--- Begin PROVIDED INFORMATION ---

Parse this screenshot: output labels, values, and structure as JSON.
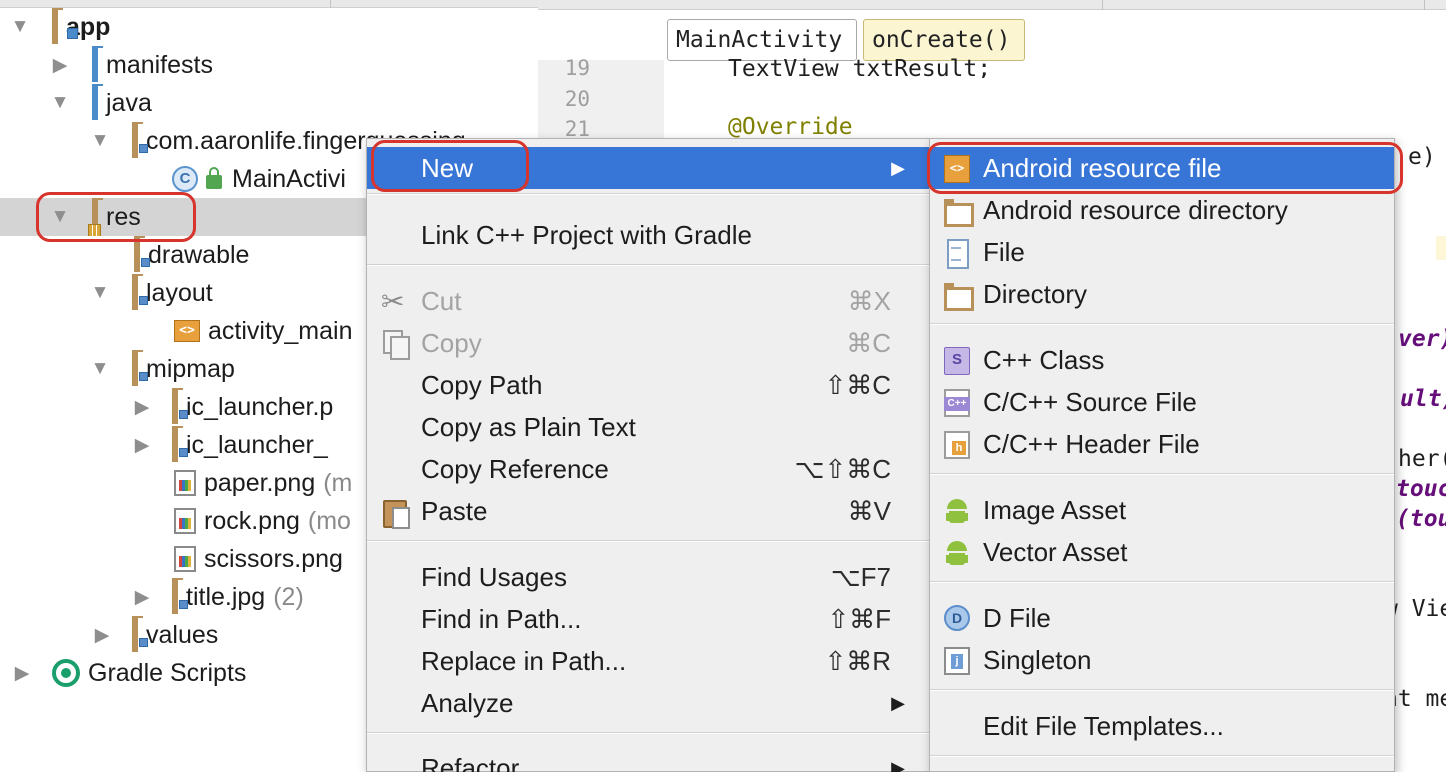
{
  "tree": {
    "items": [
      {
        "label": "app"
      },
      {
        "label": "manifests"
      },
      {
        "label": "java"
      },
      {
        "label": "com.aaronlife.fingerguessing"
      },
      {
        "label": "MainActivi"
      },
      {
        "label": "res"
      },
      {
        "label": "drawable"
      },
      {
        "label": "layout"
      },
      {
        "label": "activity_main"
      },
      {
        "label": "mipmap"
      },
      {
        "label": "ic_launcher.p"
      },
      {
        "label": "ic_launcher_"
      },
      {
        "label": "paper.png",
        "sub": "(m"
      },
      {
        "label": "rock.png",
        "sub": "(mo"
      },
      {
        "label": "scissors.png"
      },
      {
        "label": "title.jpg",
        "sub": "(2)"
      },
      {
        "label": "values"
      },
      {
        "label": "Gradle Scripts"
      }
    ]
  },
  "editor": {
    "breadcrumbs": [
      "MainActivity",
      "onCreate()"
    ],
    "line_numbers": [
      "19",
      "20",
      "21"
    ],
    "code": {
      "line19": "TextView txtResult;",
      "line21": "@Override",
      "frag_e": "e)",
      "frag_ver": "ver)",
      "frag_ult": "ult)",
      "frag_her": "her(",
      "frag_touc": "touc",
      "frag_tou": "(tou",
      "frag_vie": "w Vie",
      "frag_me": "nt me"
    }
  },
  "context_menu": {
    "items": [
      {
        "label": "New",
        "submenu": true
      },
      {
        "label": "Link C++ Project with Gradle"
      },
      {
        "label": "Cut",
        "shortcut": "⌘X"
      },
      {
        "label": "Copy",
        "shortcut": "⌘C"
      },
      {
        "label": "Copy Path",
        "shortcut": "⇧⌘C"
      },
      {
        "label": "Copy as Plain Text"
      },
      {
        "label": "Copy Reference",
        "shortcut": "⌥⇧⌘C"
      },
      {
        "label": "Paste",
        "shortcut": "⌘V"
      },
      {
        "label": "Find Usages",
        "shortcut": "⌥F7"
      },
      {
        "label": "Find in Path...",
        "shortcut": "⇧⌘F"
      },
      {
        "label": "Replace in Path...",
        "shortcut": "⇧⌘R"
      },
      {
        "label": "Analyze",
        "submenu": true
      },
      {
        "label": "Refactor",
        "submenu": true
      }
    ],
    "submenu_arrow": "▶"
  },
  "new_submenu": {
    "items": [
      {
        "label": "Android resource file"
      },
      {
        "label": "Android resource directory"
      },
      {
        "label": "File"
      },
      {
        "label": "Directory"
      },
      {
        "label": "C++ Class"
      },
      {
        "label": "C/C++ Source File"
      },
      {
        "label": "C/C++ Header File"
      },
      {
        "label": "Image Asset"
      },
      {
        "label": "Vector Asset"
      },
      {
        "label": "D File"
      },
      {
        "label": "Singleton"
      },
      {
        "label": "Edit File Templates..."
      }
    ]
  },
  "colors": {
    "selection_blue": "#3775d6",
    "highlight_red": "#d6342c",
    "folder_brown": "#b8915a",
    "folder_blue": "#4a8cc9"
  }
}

--- End PROVIDED INFORMATION ---

* _GOAL_:
Copy the records exactly. Skip the pictures.

* _REPLY_:
Parse this screenshot: output labels, values, and structure as JSON.
{
  "tree": {
    "items": [
      {
        "label": "app"
      },
      {
        "label": "manifests"
      },
      {
        "label": "java"
      },
      {
        "label": "com.aaronlife.fingerguessing"
      },
      {
        "label": "MainActivi"
      },
      {
        "label": "res"
      },
      {
        "label": "drawable"
      },
      {
        "label": "layout"
      },
      {
        "label": "activity_main"
      },
      {
        "label": "mipmap"
      },
      {
        "label": "ic_launcher.p"
      },
      {
        "label": "ic_launcher_"
      },
      {
        "label": "paper.png",
        "sub": "(m"
      },
      {
        "label": "rock.png",
        "sub": "(mo"
      },
      {
        "label": "scissors.png"
      },
      {
        "label": "title.jpg",
        "sub": "(2)"
      },
      {
        "label": "values"
      },
      {
        "label": "Gradle Scripts"
      }
    ]
  },
  "editor": {
    "breadcrumbs": [
      "MainActivity",
      "onCreate()"
    ],
    "line_numbers": [
      "19",
      "20",
      "21"
    ],
    "code": {
      "line19": "TextView txtResult;",
      "line21": "@Override",
      "frag_e": "e)",
      "frag_ver": "ver)",
      "frag_ult": "ult)",
      "frag_her": "her(",
      "frag_touc": "touc",
      "frag_tou": "(tou",
      "frag_vie": "w Vie",
      "frag_me": "nt me"
    }
  },
  "context_menu": {
    "items": [
      {
        "label": "New",
        "submenu": true
      },
      {
        "label": "Link C++ Project with Gradle"
      },
      {
        "label": "Cut",
        "shortcut": "⌘X"
      },
      {
        "label": "Copy",
        "shortcut": "⌘C"
      },
      {
        "label": "Copy Path",
        "shortcut": "⇧⌘C"
      },
      {
        "label": "Copy as Plain Text"
      },
      {
        "label": "Copy Reference",
        "shortcut": "⌥⇧⌘C"
      },
      {
        "label": "Paste",
        "shortcut": "⌘V"
      },
      {
        "label": "Find Usages",
        "shortcut": "⌥F7"
      },
      {
        "label": "Find in Path...",
        "shortcut": "⇧⌘F"
      },
      {
        "label": "Replace in Path...",
        "shortcut": "⇧⌘R"
      },
      {
        "label": "Analyze",
        "submenu": true
      },
      {
        "label": "Refactor",
        "submenu": true
      }
    ],
    "submenu_arrow": "▶"
  },
  "new_submenu": {
    "items": [
      {
        "label": "Android resource file"
      },
      {
        "label": "Android resource directory"
      },
      {
        "label": "File"
      },
      {
        "label": "Directory"
      },
      {
        "label": "C++ Class"
      },
      {
        "label": "C/C++ Source File"
      },
      {
        "label": "C/C++ Header File"
      },
      {
        "label": "Image Asset"
      },
      {
        "label": "Vector Asset"
      },
      {
        "label": "D File"
      },
      {
        "label": "Singleton"
      },
      {
        "label": "Edit File Templates..."
      }
    ]
  },
  "colors": {
    "selection_blue": "#3775d6",
    "highlight_red": "#d6342c",
    "folder_brown": "#b8915a",
    "folder_blue": "#4a8cc9"
  }
}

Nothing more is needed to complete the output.